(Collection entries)
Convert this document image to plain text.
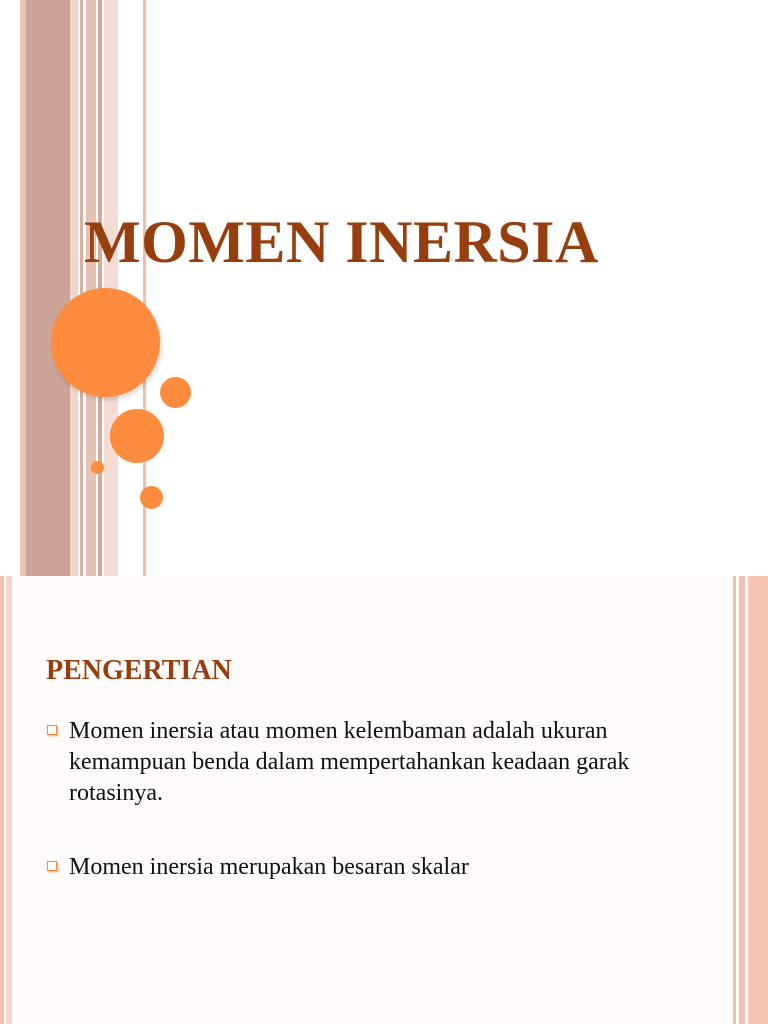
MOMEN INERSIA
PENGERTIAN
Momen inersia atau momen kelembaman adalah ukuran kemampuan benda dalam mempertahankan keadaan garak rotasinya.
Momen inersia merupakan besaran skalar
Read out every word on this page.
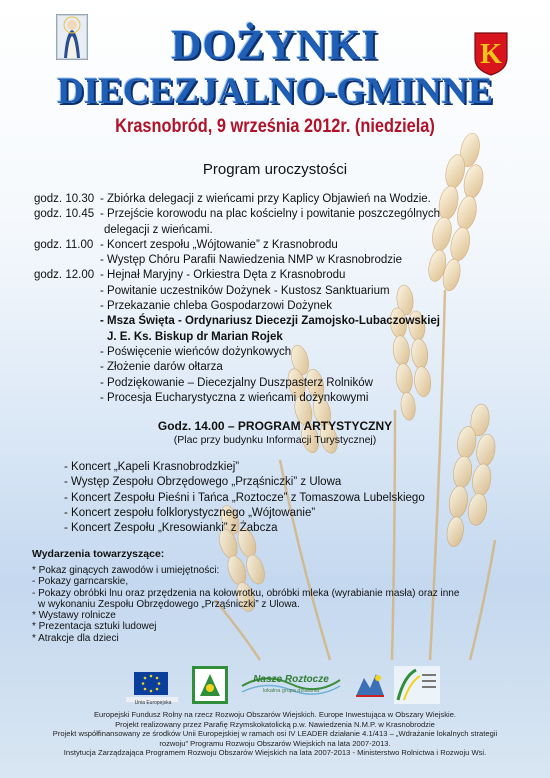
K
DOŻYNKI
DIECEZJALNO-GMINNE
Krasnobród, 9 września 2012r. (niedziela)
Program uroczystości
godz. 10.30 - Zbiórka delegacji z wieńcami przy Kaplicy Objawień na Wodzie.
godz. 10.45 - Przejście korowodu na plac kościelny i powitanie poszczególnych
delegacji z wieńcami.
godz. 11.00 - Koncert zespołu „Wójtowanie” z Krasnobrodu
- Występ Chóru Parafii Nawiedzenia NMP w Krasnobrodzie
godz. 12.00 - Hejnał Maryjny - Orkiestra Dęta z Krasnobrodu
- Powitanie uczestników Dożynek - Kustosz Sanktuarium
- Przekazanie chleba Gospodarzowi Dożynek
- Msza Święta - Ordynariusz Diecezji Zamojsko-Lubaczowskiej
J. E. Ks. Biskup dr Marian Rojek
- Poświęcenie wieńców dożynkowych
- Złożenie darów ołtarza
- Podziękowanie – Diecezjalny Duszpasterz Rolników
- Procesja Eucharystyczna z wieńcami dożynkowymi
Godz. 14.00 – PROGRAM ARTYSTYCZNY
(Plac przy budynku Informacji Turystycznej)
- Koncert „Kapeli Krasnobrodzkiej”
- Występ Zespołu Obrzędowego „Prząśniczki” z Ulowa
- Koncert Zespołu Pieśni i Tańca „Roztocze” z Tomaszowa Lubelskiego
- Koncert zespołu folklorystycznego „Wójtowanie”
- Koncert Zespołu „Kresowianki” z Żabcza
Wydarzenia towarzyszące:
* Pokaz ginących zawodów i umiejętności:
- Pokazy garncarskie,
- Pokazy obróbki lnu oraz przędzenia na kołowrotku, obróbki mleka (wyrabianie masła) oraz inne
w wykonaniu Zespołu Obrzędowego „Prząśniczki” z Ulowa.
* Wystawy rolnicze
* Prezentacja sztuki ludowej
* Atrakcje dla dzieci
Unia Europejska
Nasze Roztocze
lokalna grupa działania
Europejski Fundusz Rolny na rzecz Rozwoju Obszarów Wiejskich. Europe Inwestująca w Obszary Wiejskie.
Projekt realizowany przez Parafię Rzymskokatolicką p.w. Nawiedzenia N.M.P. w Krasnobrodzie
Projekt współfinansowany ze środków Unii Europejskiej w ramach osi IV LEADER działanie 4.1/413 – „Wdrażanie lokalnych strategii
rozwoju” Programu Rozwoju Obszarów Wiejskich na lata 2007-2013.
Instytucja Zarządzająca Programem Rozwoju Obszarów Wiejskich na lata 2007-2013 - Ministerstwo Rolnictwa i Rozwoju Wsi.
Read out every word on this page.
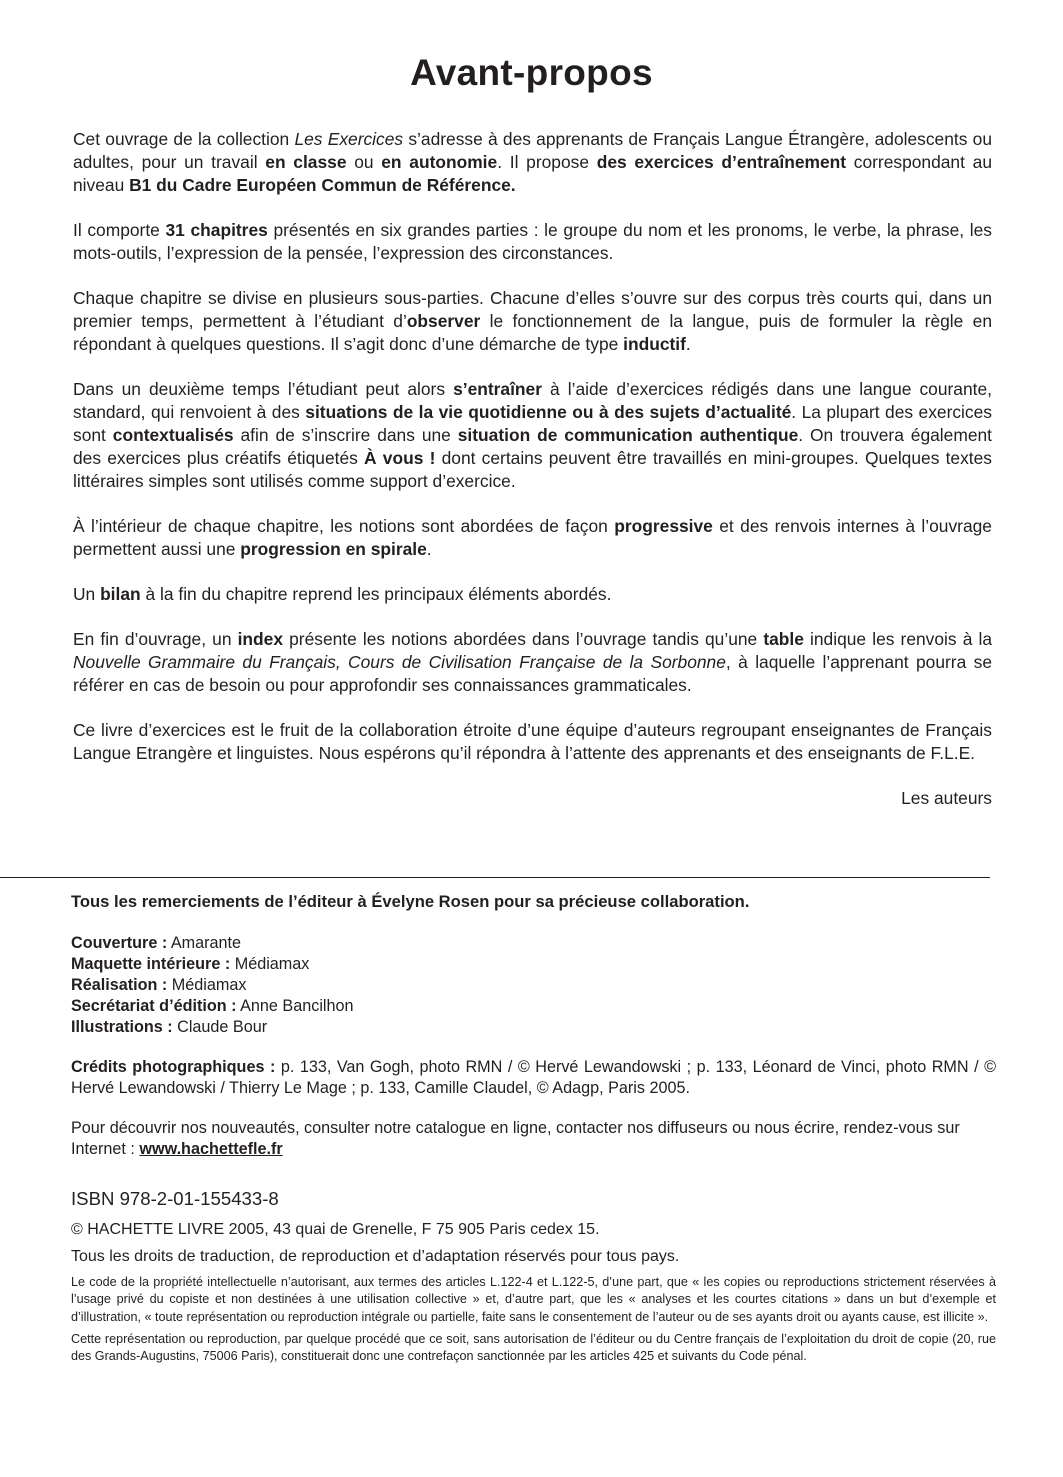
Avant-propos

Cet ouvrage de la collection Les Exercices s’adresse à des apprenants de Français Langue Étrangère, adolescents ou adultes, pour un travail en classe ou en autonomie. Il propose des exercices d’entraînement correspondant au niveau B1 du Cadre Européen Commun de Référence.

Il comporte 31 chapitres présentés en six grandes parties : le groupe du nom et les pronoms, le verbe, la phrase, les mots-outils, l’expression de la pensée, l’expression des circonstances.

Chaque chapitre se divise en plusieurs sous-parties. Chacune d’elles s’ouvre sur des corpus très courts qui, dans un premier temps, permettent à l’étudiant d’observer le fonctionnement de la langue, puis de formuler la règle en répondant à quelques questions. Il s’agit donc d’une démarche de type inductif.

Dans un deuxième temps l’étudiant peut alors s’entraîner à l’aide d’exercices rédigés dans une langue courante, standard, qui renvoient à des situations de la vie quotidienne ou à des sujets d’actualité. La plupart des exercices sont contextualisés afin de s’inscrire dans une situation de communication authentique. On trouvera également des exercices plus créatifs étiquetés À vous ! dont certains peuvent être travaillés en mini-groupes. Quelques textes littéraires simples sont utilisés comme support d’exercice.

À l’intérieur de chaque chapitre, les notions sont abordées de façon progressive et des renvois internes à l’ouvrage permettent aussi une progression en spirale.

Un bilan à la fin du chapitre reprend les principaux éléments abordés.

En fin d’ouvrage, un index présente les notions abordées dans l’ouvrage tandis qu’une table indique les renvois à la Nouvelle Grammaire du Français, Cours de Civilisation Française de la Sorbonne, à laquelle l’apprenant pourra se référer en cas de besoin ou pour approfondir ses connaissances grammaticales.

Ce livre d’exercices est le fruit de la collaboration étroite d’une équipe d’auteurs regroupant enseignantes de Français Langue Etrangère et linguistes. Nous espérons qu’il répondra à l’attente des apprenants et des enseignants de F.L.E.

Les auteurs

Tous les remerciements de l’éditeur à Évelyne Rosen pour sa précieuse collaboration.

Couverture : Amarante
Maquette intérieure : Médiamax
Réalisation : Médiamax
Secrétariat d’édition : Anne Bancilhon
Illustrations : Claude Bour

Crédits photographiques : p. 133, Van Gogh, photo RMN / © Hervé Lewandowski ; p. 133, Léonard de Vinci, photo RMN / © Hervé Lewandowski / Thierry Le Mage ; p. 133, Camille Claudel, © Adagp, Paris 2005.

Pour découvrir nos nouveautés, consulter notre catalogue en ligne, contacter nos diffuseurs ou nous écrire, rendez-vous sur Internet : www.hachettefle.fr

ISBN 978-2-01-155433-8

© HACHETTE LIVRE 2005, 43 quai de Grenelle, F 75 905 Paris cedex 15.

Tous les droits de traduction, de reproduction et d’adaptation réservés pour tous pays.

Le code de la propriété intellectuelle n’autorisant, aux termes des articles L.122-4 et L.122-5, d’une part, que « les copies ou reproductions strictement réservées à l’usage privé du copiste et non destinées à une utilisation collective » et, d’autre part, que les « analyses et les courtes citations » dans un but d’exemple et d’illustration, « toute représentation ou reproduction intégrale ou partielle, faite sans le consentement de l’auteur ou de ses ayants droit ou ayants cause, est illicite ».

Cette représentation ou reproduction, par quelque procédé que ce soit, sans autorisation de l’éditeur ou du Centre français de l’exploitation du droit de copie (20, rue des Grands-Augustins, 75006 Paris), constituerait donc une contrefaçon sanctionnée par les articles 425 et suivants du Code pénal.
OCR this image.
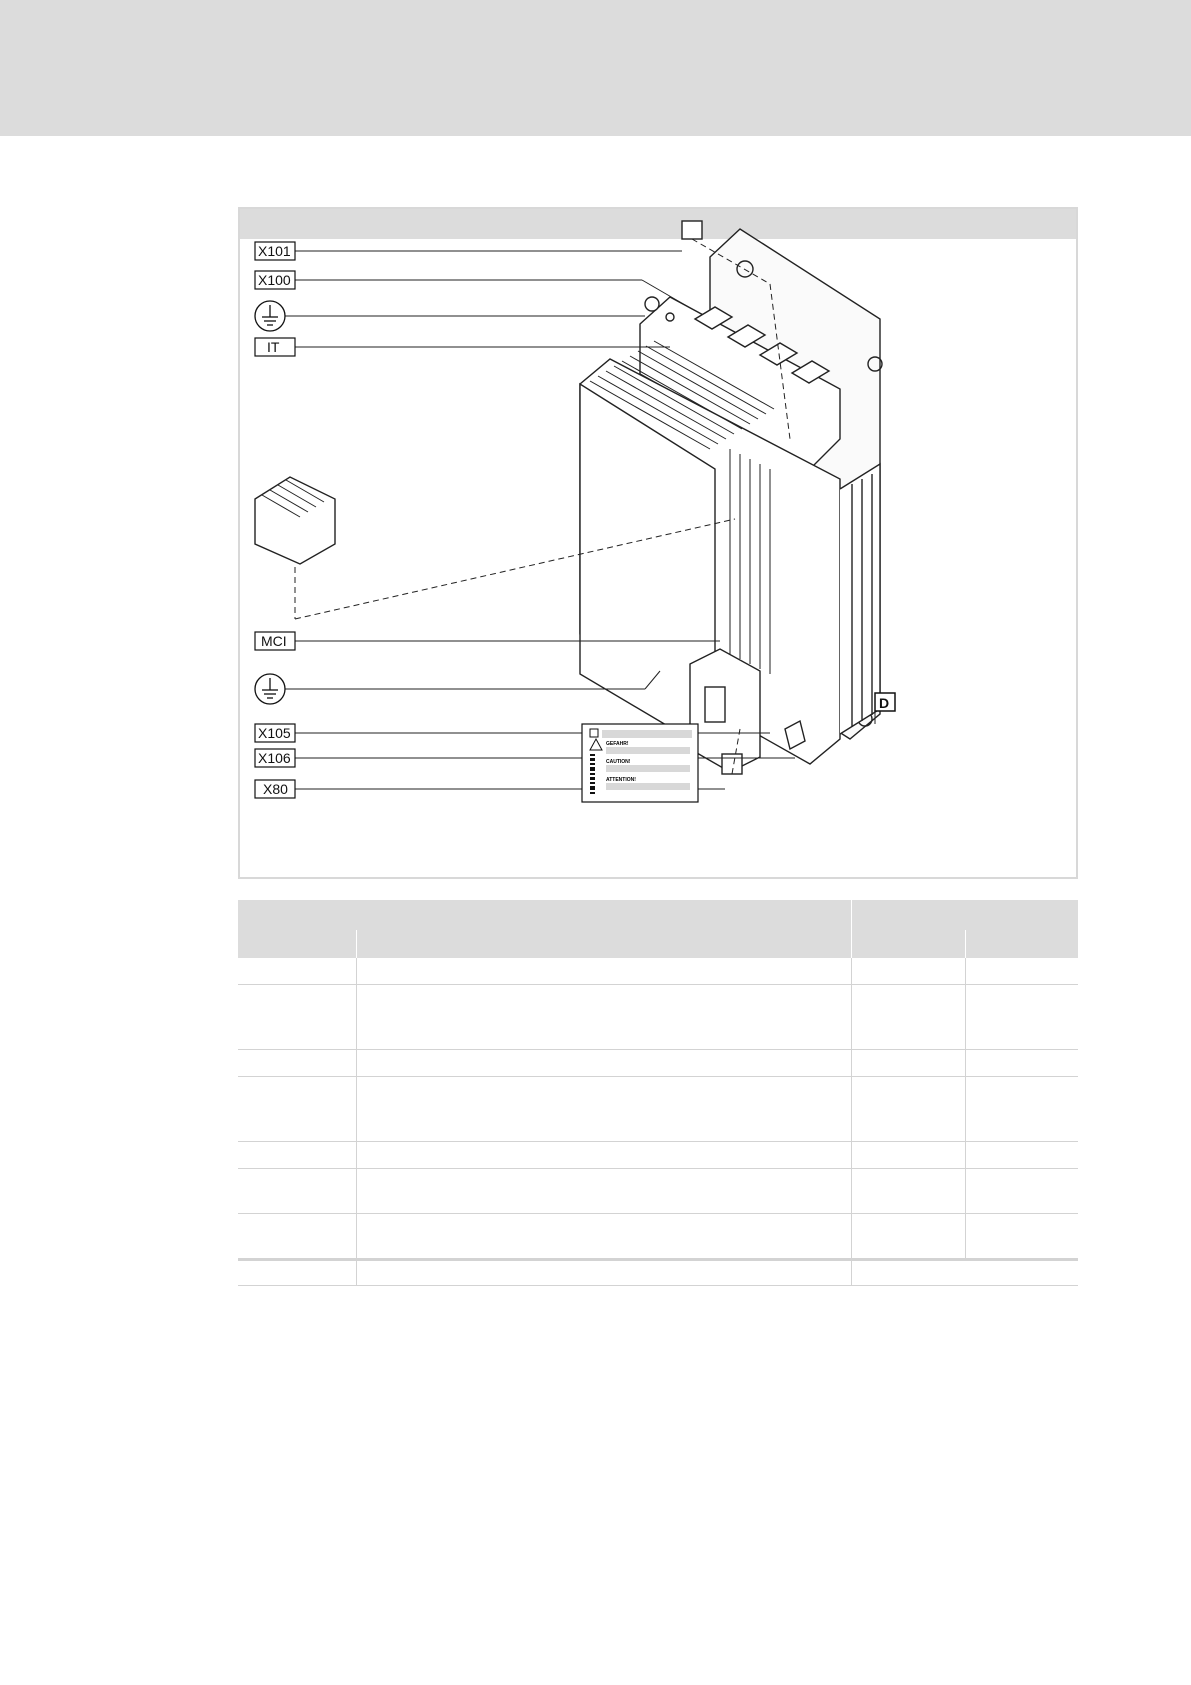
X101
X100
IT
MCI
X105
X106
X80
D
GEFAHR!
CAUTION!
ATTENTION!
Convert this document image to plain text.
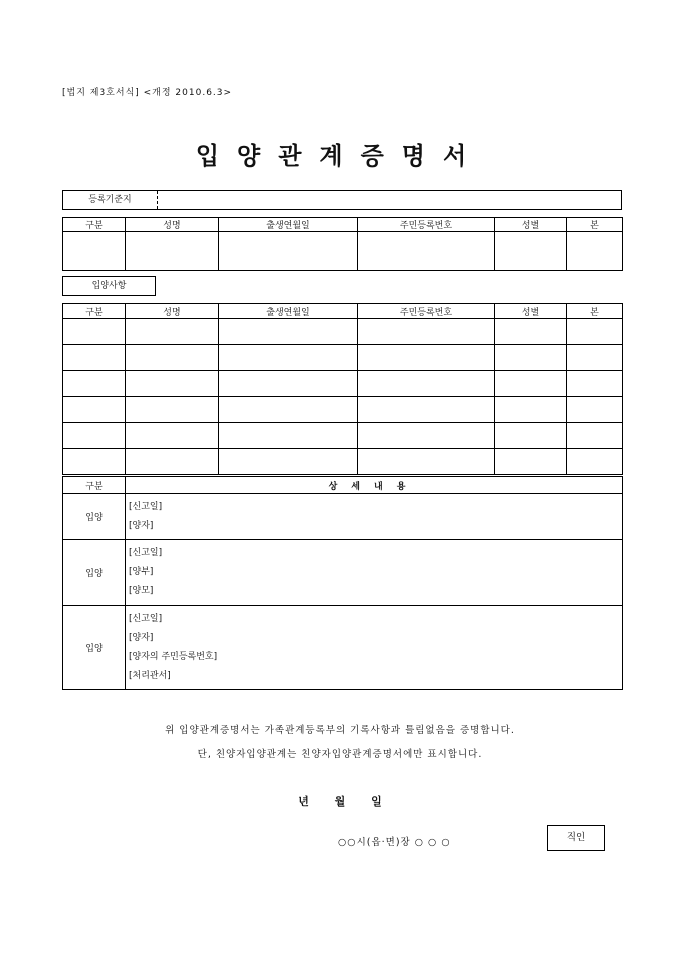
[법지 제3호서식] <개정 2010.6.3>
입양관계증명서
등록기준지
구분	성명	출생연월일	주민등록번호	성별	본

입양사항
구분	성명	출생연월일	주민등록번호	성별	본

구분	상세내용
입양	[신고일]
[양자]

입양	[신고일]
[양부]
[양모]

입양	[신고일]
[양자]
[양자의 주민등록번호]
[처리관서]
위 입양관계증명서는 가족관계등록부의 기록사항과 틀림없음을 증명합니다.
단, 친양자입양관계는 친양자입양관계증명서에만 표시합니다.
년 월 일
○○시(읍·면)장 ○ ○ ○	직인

▶ _Task objective_: Make a verbatim copy of all the entries and strip out the pictures.

▶ _Correct answer_:
Convert this document image to plain text.
MOMEN INERSIA
PENGERTIAN
Momen inersia atau momen kelembaman adalah ukuran kemampuan benda dalam mempertahankan keadaan garak rotasinya.
Momen inersia merupakan besaran skalar
Read out every word on this page.
K
DOŻYNKI
DIECEZJALNO-GMINNE
Krasnobród, 9 września 2012r. (niedziela)
Program uroczystości
godz. 10.30 - Zbiórka delegacji z wieńcami przy Kaplicy Objawień na Wodzie.
godz. 10.45 - Przejście korowodu na plac kościelny i powitanie poszczególnych
delegacji z wieńcami.
godz. 11.00 - Koncert zespołu „Wójtowanie” z Krasnobrodu
- Występ Chóru Parafii Nawiedzenia NMP w Krasnobrodzie
godz. 12.00 - Hejnał Maryjny - Orkiestra Dęta z Krasnobrodu
- Powitanie uczestników Dożynek - Kustosz Sanktuarium
- Przekazanie chleba Gospodarzowi Dożynek
- Msza Święta - Ordynariusz Diecezji Zamojsko-Lubaczowskiej
J. E. Ks. Biskup dr Marian Rojek
- Poświęcenie wieńców dożynkowych
- Złożenie darów ołtarza
- Podziękowanie – Diecezjalny Duszpasterz Rolników
- Procesja Eucharystyczna z wieńcami dożynkowymi
Godz. 14.00 – PROGRAM ARTYSTYCZNY
(Plac przy budynku Informacji Turystycznej)
- Koncert „Kapeli Krasnobrodzkiej”
- Występ Zespołu Obrzędowego „Prząśniczki” z Ulowa
- Koncert Zespołu Pieśni i Tańca „Roztocze” z Tomaszowa Lubelskiego
- Koncert zespołu folklorystycznego „Wójtowanie”
- Koncert Zespołu „Kresowianki” z Żabcza
Wydarzenia towarzyszące:
* Pokaz ginących zawodów i umiejętności:
- Pokazy garncarskie,
- Pokazy obróbki lnu oraz przędzenia na kołowrotku, obróbki mleka (wyrabianie masła) oraz inne
w wykonaniu Zespołu Obrzędowego „Prząśniczki” z Ulowa.
* Wystawy rolnicze
* Prezentacja sztuki ludowej
* Atrakcje dla dzieci
Unia Europejska
Nasze Roztocze
lokalna grupa działania
Europejski Fundusz Rolny na rzecz Rozwoju Obszarów Wiejskich. Europe Inwestująca w Obszary Wiejskie.
Projekt realizowany przez Parafię Rzymskokatolicką p.w. Nawiedzenia N.M.P. w Krasnobrodzie
Projekt współfinansowany ze środków Unii Europejskiej w ramach osi IV LEADER działanie 4.1/413 – „Wdrażanie lokalnych strategii
rozwoju” Programu Rozwoju Obszarów Wiejskich na lata 2007-2013.
Instytucja Zarządzająca Programem Rozwoju Obszarów Wiejskich na lata 2007-2013 - Ministerstwo Rolnictwa i Rozwoju Wsi.
Read out every word on this page.
Avant-propos

Cet ouvrage de la collection Les Exercices s’adresse à des apprenants de Français Langue Étrangère, adolescents ou adultes, pour un travail en classe ou en autonomie. Il propose des exercices d’entraînement correspondant au niveau B1 du Cadre Européen Commun de Référence.

Il comporte 31 chapitres présentés en six grandes parties : le groupe du nom et les pronoms, le verbe, la phrase, les mots-outils, l’expression de la pensée, l’expression des circonstances.

Chaque chapitre se divise en plusieurs sous-parties. Chacune d’elles s’ouvre sur des corpus très courts qui, dans un premier temps, permettent à l’étudiant d’observer le fonctionnement de la langue, puis de formuler la règle en répondant à quelques questions. Il s’agit donc d’une démarche de type inductif.

Dans un deuxième temps l’étudiant peut alors s’entraîner à l’aide d’exercices rédigés dans une langue courante, standard, qui renvoient à des situations de la vie quotidienne ou à des sujets d’actualité. La plupart des exercices sont contextualisés afin de s’inscrire dans une situation de communication authentique. On trouvera également des exercices plus créatifs étiquetés À vous ! dont certains peuvent être travaillés en mini-groupes. Quelques textes littéraires simples sont utilisés comme support d’exercice.

À l’intérieur de chaque chapitre, les notions sont abordées de façon progressive et des renvois internes à l’ouvrage permettent aussi une progression en spirale.

Un bilan à la fin du chapitre reprend les principaux éléments abordés.

En fin d’ouvrage, un index présente les notions abordées dans l’ouvrage tandis qu’une table indique les renvois à la Nouvelle Grammaire du Français, Cours de Civilisation Française de la Sorbonne, à laquelle l’apprenant pourra se référer en cas de besoin ou pour approfondir ses connaissances grammaticales.

Ce livre d’exercices est le fruit de la collaboration étroite d’une équipe d’auteurs regroupant enseignantes de Français Langue Etrangère et linguistes. Nous espérons qu’il répondra à l’attente des apprenants et des enseignants de F.L.E.

Les auteurs

Tous les remerciements de l’éditeur à Évelyne Rosen pour sa précieuse collaboration.

Couverture : Amarante
Maquette intérieure : Médiamax
Réalisation : Médiamax
Secrétariat d’édition : Anne Bancilhon
Illustrations : Claude Bour

Crédits photographiques : p. 133, Van Gogh, photo RMN / © Hervé Lewandowski ; p. 133, Léonard de Vinci, photo RMN / © Hervé Lewandowski / Thierry Le Mage ; p. 133, Camille Claudel, © Adagp, Paris 2005.

Pour découvrir nos nouveautés, consulter notre catalogue en ligne, contacter nos diffuseurs ou nous écrire, rendez-vous sur Internet : www.hachettefle.fr

ISBN 978-2-01-155433-8

© HACHETTE LIVRE 2005, 43 quai de Grenelle, F 75 905 Paris cedex 15.

Tous les droits de traduction, de reproduction et d’adaptation réservés pour tous pays.

Le code de la propriété intellectuelle n’autorisant, aux termes des articles L.122-4 et L.122-5, d’une part, que « les copies ou reproductions strictement réservées à l’usage privé du copiste et non destinées à une utilisation collective » et, d’autre part, que les « analyses et les courtes citations » dans un but d’exemple et d’illustration, « toute représentation ou reproduction intégrale ou partielle, faite sans le consentement de l’auteur ou de ses ayants droit ou ayants cause, est illicite ».

Cette représentation ou reproduction, par quelque procédé que ce soit, sans autorisation de l’éditeur ou du Centre français de l’exploitation du droit de copie (20, rue des Grands-Augustins, 75006 Paris), constituerait donc une contrefaçon sanctionnée par les articles 425 et suivants du Code pénal.
OCR this image.
X101
X100
IT
MCI
X105
X106
X80
D
GEFAHR!
CAUTION!
ATTENTION!
Convert this document image to plain text.
[법지 제3호서식] <개정 2010.6.3>
입양관계증명서
등록기준지
구분	성명	출생연월일	주민등록번호	성별	본

입양사항
구분	성명	출생연월일	주민등록번호	성별	본

구분	상세내용
입양	[신고일]
[양자]

입양	[신고일]
[양부]
[양모]

입양	[신고일]
[양자]
[양자의 주민등록번호]
[처리관서]
위 입양관계증명서는 가족관계등록부의 기록사항과 틀림없음을 증명합니다.
단, 친양자입양관계는 친양자입양관계증명서에만 표시합니다.
년 월 일
○○시(읍·면)장 ○ ○ ○	직인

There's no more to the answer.